> _Records for this exercise_
---
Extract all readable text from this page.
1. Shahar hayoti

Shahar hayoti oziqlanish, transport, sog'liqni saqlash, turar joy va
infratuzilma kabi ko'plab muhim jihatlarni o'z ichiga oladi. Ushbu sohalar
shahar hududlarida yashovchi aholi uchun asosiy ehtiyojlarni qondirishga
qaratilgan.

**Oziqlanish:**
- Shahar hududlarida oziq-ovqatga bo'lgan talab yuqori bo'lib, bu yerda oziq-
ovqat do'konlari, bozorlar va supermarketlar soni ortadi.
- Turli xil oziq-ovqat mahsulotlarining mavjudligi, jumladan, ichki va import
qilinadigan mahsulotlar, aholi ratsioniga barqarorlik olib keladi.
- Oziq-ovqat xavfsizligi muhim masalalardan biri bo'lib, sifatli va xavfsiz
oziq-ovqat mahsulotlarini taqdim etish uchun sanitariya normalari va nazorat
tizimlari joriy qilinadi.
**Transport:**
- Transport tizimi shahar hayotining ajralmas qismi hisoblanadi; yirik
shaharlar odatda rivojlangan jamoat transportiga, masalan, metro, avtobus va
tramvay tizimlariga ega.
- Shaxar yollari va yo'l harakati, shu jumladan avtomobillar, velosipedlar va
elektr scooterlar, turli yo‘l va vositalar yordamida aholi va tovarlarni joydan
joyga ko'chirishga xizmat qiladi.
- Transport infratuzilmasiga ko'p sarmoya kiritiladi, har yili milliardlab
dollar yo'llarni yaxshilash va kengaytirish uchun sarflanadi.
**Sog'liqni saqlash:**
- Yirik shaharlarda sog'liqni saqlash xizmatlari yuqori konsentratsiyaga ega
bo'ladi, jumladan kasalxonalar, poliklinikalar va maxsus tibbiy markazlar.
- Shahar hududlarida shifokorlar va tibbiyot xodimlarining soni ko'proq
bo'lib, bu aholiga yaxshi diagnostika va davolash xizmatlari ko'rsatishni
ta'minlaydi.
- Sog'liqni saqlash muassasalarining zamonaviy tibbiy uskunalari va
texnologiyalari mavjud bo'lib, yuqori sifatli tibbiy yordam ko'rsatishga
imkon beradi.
---
> _Exercise requirements_
In the records above, collect each line with "muhim".

> _Finished task_
infratuzilma kabi ko'plab muhim jihatlarni o'z ichiga oladi. Ushbu sohalar
- Oziq-ovqat xavfsizligi muhim masalalardan biri bo'lib, sifatli va xavfsiz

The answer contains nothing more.